• Direction
Look for the string "提交保存志愿" and copy every line that has it.

• Data supplied

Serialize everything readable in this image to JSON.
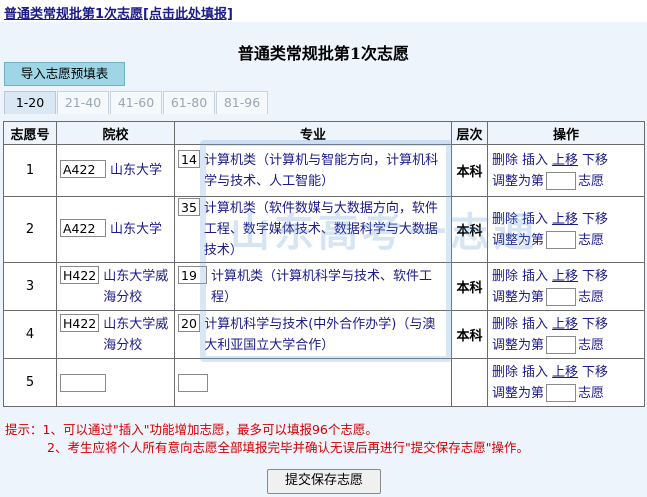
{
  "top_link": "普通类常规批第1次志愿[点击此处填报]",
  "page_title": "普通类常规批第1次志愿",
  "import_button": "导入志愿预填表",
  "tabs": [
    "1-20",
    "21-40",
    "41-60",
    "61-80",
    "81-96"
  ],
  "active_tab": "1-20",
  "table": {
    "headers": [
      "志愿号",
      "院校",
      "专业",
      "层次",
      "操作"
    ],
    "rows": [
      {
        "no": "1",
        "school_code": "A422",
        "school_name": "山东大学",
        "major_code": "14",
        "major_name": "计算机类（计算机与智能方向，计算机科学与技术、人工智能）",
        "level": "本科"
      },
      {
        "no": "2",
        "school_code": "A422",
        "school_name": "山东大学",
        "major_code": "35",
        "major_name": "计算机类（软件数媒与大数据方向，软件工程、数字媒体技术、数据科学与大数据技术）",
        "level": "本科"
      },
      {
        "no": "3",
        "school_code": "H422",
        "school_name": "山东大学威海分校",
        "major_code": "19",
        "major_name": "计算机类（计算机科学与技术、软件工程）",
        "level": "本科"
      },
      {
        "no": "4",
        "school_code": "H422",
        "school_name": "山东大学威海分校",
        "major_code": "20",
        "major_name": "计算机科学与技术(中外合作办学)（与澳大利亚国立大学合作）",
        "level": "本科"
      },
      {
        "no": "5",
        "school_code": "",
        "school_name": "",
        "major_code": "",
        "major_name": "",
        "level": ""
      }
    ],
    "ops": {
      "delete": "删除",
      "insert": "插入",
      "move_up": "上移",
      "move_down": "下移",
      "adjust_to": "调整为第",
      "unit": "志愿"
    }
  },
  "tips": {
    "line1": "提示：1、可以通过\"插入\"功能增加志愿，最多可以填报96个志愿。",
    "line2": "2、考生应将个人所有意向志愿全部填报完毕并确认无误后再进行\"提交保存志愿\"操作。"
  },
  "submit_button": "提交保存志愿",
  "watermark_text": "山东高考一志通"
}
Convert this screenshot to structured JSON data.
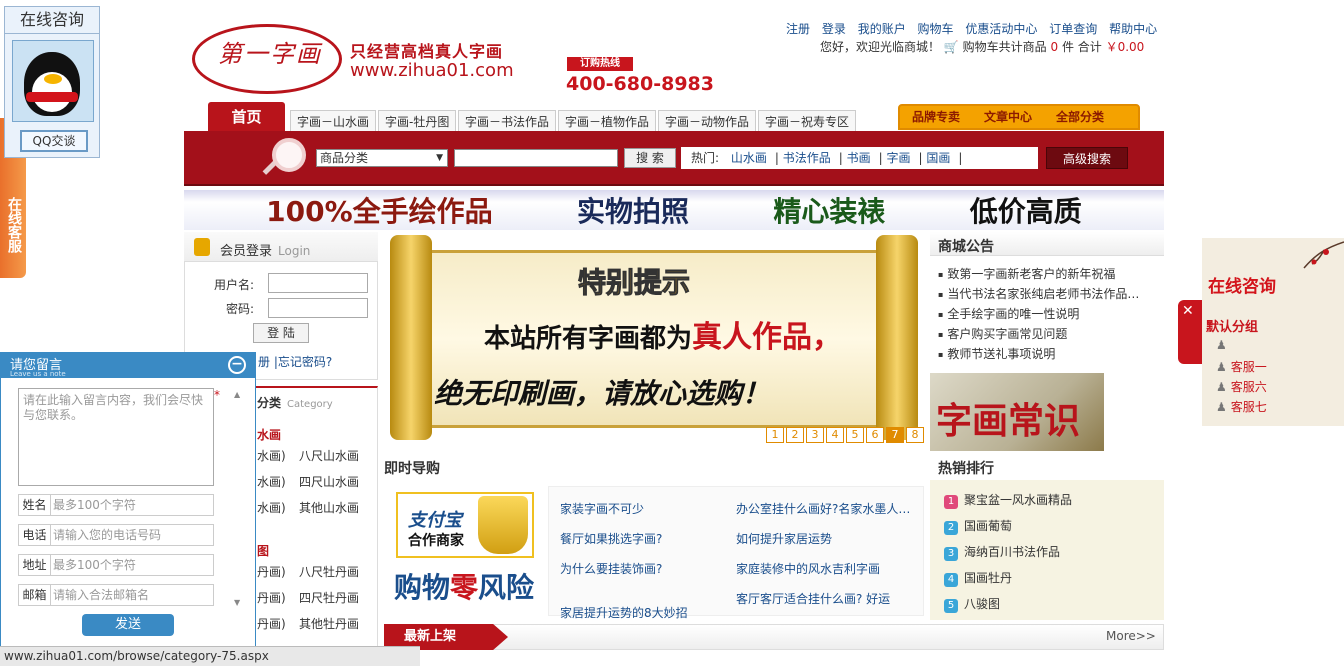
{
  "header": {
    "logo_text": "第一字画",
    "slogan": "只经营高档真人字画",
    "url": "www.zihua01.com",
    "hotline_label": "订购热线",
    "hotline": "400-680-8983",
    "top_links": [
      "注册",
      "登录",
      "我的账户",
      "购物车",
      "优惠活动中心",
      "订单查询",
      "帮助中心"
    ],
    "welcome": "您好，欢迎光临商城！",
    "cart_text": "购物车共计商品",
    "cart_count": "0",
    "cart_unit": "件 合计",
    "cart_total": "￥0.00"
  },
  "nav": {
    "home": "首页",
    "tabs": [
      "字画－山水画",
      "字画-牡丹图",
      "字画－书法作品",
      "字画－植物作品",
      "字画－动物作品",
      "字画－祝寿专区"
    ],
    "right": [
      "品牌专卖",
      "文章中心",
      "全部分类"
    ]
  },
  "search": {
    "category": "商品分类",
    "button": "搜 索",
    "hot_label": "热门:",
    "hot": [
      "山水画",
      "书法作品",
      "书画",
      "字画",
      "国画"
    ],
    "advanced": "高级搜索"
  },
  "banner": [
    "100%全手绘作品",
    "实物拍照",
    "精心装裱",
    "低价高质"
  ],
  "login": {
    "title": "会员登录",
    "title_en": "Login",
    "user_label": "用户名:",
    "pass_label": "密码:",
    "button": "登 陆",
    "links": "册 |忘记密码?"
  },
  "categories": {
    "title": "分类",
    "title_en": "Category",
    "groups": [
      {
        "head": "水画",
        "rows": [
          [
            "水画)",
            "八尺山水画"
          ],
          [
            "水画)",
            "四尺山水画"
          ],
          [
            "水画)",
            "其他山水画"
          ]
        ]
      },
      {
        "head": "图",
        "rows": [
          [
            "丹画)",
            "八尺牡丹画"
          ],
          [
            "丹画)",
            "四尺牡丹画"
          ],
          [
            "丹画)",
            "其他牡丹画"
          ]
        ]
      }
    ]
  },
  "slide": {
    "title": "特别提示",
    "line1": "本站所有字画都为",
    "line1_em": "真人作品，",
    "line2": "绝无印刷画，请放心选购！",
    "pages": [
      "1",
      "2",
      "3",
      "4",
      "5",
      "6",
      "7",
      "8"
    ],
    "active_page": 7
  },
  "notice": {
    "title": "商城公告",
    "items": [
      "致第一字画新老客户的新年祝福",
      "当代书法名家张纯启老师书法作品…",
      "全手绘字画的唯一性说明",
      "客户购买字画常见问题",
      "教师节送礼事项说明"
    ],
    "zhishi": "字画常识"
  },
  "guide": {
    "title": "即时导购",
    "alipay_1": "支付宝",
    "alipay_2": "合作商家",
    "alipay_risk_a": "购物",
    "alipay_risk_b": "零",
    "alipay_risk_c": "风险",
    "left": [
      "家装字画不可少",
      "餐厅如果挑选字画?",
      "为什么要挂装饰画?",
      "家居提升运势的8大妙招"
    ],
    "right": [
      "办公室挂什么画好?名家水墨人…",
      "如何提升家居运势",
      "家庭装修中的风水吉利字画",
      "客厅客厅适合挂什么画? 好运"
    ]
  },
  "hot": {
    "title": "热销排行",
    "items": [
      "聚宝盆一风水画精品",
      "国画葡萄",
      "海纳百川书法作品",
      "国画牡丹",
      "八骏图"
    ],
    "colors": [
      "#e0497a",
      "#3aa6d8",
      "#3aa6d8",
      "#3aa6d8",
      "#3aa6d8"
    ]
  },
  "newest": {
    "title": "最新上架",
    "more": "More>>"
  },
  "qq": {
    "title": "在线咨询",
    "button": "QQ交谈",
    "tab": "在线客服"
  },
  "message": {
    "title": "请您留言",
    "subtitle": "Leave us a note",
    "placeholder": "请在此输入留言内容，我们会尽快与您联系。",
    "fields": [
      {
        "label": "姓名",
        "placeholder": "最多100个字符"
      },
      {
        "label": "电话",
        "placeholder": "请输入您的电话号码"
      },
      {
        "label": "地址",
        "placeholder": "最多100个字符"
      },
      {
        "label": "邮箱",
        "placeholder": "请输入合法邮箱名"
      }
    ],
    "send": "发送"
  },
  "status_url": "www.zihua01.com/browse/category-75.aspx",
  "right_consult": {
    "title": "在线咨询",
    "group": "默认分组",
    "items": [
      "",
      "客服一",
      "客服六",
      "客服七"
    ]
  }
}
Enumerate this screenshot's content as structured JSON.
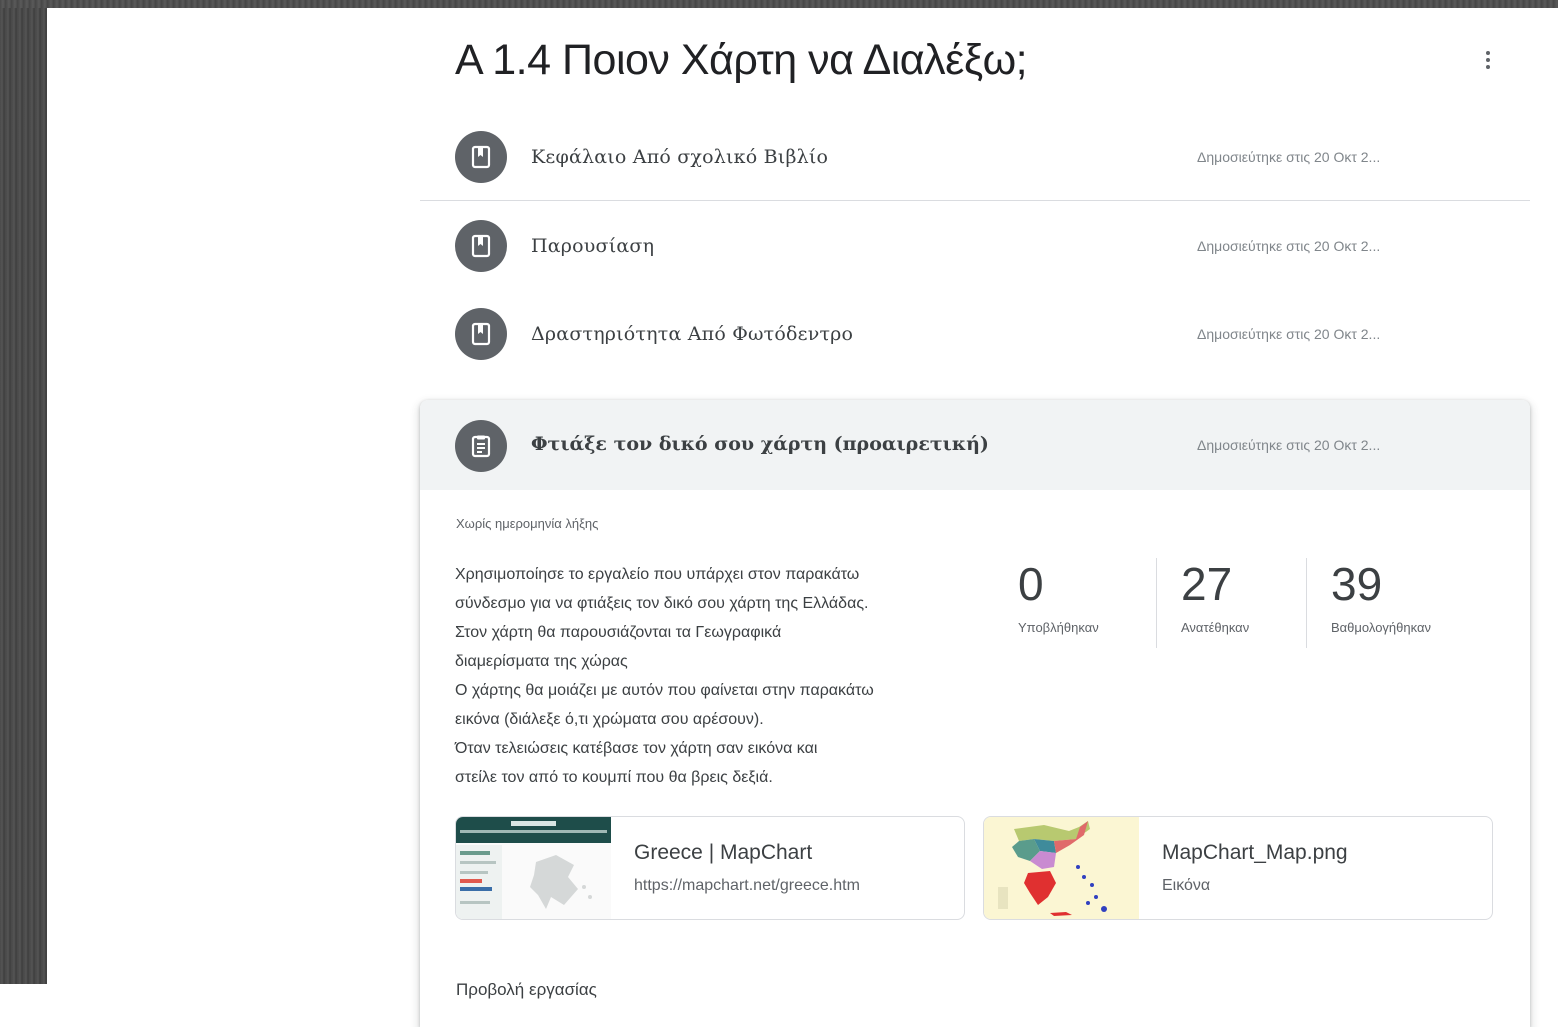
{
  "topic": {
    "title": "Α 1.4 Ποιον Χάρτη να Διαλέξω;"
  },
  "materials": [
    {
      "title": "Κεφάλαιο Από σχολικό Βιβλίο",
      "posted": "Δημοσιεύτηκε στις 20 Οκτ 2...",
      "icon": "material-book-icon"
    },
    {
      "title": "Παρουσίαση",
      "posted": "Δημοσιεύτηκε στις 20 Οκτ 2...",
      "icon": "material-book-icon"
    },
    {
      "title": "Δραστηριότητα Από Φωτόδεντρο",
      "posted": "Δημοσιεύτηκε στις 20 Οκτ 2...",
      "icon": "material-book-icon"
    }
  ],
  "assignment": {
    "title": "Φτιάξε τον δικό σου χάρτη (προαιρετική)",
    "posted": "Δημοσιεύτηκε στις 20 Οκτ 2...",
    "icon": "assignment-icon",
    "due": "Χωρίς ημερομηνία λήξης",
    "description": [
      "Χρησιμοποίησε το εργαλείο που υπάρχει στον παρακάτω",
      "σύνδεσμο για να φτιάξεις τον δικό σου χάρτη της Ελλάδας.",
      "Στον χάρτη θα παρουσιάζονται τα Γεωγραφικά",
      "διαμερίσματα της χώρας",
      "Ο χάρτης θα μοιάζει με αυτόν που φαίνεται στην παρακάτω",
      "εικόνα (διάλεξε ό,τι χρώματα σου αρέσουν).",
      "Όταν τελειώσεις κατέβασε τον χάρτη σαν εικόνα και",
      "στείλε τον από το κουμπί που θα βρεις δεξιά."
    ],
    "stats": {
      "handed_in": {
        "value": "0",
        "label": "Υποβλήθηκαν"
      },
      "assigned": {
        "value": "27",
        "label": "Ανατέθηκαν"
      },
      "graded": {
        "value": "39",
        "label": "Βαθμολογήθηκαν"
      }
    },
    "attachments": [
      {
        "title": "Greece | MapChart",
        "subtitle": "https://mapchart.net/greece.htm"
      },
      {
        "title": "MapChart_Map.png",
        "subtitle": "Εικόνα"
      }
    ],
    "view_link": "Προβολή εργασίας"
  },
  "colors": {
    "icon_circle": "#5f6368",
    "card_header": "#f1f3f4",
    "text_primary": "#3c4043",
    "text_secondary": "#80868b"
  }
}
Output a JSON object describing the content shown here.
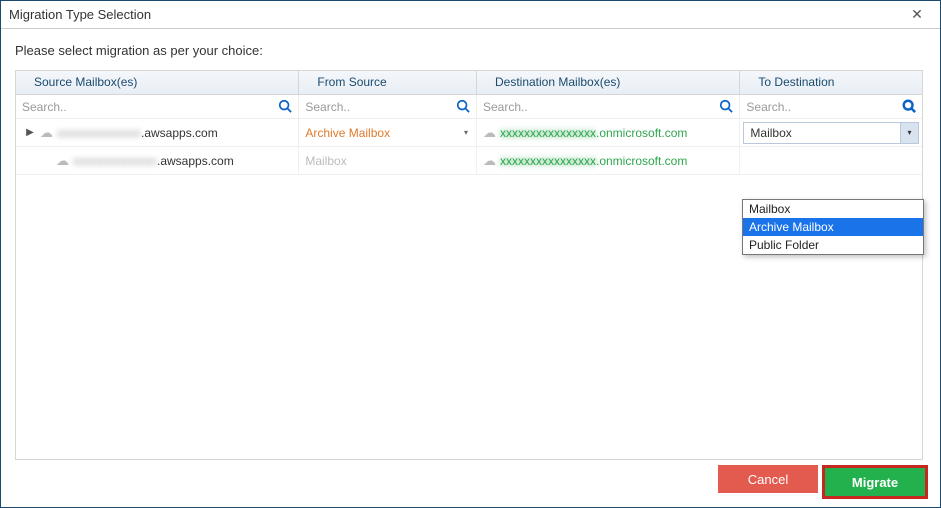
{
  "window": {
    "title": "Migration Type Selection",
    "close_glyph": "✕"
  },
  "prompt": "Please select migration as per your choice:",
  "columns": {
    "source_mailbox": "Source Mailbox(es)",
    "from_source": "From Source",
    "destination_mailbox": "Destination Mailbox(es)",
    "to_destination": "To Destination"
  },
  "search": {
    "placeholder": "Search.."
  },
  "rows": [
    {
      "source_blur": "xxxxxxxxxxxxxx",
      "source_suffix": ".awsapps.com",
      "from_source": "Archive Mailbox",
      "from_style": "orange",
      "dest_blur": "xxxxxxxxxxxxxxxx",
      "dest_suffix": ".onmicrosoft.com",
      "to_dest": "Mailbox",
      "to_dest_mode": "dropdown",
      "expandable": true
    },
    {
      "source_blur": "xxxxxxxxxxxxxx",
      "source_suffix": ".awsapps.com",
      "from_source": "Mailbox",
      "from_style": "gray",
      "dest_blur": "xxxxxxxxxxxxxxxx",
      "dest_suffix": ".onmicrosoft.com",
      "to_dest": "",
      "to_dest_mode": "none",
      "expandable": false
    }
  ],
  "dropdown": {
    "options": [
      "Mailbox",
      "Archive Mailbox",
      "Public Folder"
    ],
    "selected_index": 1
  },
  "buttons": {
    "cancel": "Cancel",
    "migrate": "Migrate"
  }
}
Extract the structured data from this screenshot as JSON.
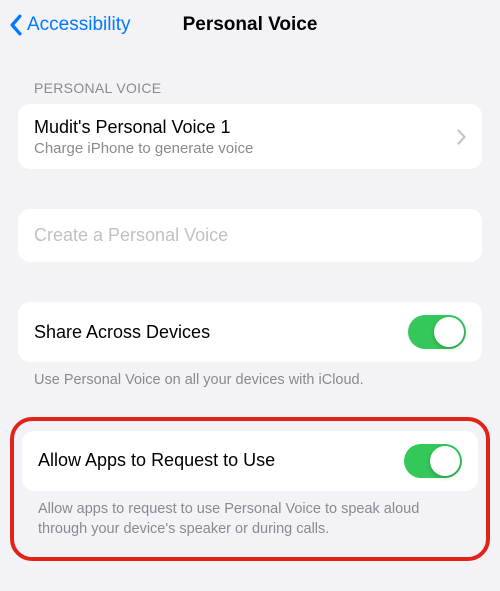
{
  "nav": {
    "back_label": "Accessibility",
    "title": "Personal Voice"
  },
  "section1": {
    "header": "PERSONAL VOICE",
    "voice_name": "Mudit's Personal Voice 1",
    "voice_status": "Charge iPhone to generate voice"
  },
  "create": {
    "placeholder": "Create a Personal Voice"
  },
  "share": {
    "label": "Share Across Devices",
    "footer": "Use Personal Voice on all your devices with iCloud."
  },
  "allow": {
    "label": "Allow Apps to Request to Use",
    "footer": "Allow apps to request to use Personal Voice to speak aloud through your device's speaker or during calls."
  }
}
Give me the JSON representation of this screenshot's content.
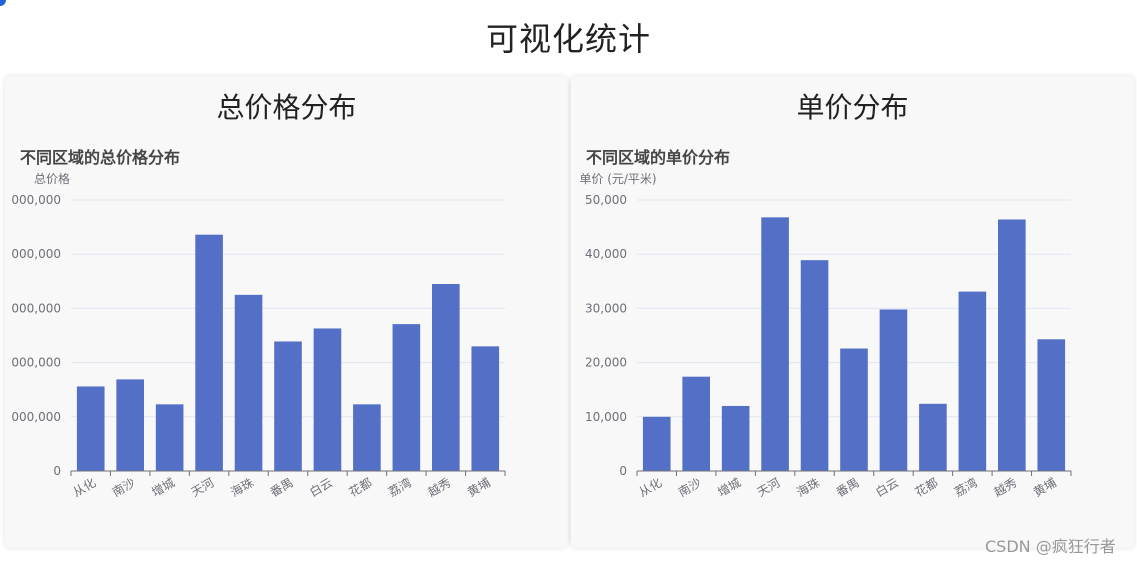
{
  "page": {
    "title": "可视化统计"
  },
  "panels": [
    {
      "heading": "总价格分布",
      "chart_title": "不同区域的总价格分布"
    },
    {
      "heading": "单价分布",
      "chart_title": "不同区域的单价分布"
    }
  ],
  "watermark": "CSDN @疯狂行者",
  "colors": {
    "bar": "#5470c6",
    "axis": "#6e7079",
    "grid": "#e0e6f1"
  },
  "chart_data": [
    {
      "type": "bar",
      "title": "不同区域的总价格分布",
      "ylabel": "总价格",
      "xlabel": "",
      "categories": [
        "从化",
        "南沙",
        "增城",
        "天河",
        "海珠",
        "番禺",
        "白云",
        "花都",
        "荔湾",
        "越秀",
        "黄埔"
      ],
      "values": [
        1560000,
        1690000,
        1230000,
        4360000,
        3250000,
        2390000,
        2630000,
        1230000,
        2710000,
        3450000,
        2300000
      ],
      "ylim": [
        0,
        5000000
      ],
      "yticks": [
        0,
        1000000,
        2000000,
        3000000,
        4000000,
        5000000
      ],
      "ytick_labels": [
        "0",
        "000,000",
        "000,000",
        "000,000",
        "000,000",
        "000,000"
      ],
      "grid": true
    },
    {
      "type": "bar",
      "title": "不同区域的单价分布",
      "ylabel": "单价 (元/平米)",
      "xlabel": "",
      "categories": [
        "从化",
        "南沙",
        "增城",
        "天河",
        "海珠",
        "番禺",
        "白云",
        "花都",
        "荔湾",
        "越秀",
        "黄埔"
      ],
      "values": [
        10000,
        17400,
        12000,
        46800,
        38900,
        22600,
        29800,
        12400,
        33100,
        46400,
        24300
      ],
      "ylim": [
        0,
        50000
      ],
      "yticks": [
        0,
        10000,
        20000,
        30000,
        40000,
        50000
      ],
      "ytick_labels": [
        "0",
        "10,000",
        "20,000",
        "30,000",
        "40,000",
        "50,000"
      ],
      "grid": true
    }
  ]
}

• Completed exercise
    "line2": "2、考生应将个人所有意向志愿全部填报完毕并确认无误后再进行\"提交保存志愿\"操作。"
  "submit_button": "提交保存志愿",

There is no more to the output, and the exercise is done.